● **PROBLEM**
How many of the lines below contain "JSON"? Answer with that number alone.

Items listed in a dataset
____________

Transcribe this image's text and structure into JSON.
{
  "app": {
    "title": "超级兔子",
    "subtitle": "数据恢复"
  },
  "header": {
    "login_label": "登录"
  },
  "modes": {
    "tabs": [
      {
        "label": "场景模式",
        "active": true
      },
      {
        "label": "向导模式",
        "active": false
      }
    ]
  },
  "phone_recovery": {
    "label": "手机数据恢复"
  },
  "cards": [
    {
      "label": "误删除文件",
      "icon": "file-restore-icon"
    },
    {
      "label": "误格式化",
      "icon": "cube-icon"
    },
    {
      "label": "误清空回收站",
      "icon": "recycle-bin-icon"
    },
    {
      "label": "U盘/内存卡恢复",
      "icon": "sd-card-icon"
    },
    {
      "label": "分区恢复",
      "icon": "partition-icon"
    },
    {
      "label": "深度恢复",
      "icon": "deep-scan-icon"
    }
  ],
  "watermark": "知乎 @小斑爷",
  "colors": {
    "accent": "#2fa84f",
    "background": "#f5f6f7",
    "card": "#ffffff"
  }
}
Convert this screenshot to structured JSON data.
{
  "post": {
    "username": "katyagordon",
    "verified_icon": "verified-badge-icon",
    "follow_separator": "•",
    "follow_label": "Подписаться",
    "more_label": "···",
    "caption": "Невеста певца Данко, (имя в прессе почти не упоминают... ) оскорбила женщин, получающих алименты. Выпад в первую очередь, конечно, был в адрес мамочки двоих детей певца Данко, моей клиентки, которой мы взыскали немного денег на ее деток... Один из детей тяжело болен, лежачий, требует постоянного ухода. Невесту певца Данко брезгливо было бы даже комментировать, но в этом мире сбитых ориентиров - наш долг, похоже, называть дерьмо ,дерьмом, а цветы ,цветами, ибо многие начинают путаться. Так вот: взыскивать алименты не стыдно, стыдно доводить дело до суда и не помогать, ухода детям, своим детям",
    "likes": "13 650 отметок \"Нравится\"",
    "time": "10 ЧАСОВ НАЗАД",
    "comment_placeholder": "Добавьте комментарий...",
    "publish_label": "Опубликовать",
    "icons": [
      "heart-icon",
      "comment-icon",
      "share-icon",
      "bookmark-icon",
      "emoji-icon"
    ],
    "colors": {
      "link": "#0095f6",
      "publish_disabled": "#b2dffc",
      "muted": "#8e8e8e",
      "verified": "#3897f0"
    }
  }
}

____________

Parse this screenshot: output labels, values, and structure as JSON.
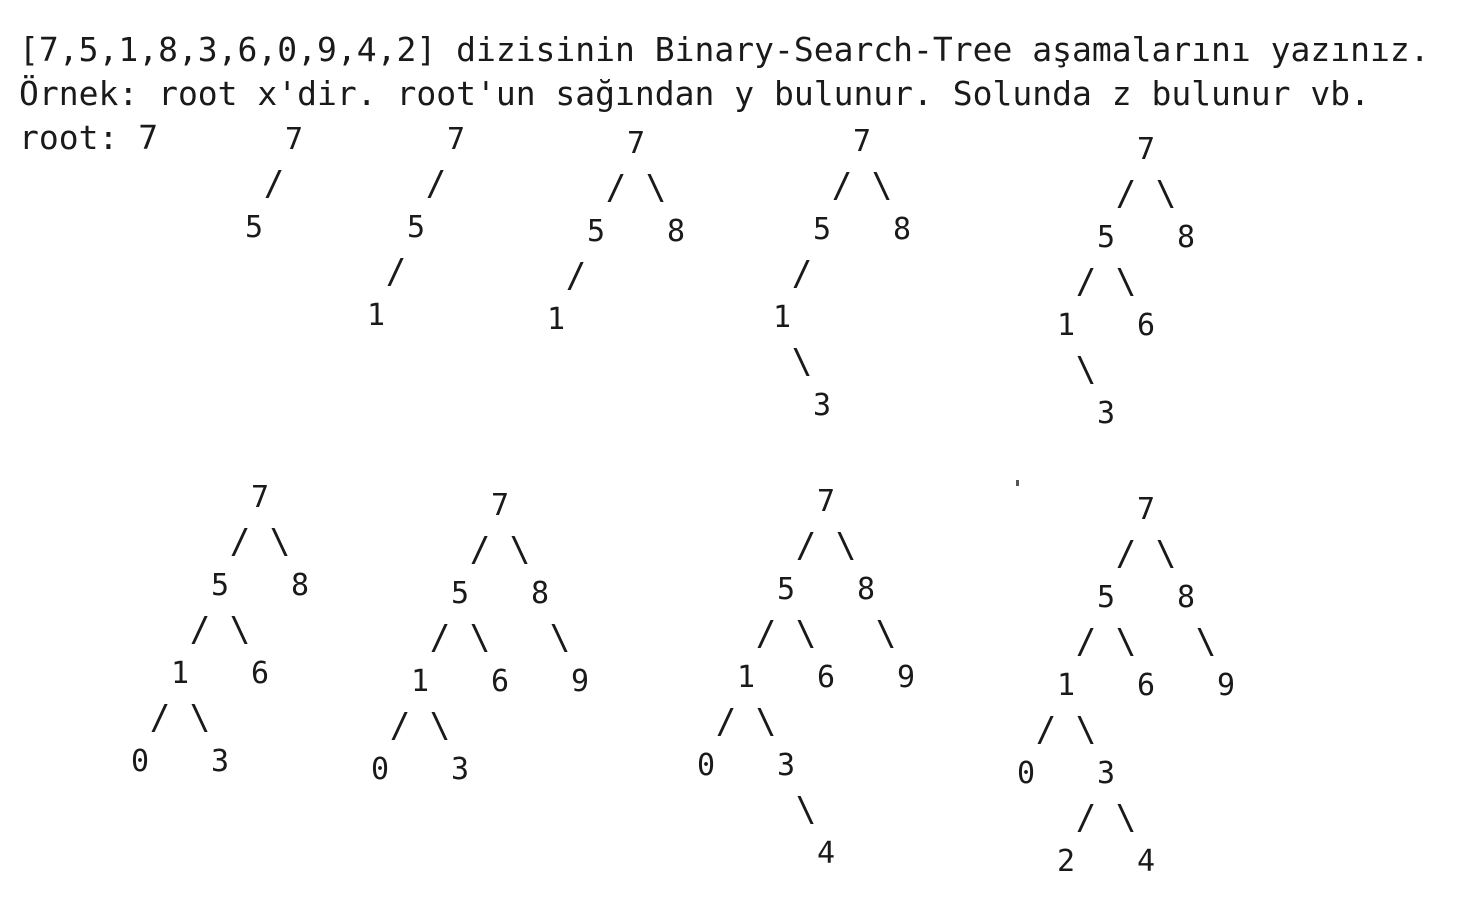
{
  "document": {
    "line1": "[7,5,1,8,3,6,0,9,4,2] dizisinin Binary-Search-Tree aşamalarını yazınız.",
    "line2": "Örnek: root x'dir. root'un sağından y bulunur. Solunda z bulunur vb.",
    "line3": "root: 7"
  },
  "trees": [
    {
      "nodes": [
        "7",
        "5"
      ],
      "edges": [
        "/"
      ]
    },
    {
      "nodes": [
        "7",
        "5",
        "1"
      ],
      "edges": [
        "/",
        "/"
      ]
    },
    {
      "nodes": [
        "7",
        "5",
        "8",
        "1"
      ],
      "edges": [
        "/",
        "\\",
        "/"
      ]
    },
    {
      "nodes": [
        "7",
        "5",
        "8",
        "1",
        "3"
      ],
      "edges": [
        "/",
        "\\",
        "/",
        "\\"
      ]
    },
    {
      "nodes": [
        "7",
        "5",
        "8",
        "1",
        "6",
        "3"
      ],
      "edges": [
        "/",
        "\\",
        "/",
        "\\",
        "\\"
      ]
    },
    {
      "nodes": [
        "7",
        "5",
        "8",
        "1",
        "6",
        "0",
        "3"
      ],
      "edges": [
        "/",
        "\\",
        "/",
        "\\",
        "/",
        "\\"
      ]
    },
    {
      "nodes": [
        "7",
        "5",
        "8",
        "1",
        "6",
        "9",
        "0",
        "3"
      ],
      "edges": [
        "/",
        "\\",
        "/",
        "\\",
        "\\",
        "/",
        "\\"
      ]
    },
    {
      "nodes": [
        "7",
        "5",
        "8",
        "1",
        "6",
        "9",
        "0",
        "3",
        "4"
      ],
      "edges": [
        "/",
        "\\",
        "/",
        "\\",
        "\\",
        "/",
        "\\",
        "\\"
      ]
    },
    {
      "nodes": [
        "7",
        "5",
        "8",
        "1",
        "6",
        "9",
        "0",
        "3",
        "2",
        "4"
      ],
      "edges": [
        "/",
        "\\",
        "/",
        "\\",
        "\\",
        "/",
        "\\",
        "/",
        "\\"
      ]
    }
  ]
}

____________

● **EXERCISE RESULT**
3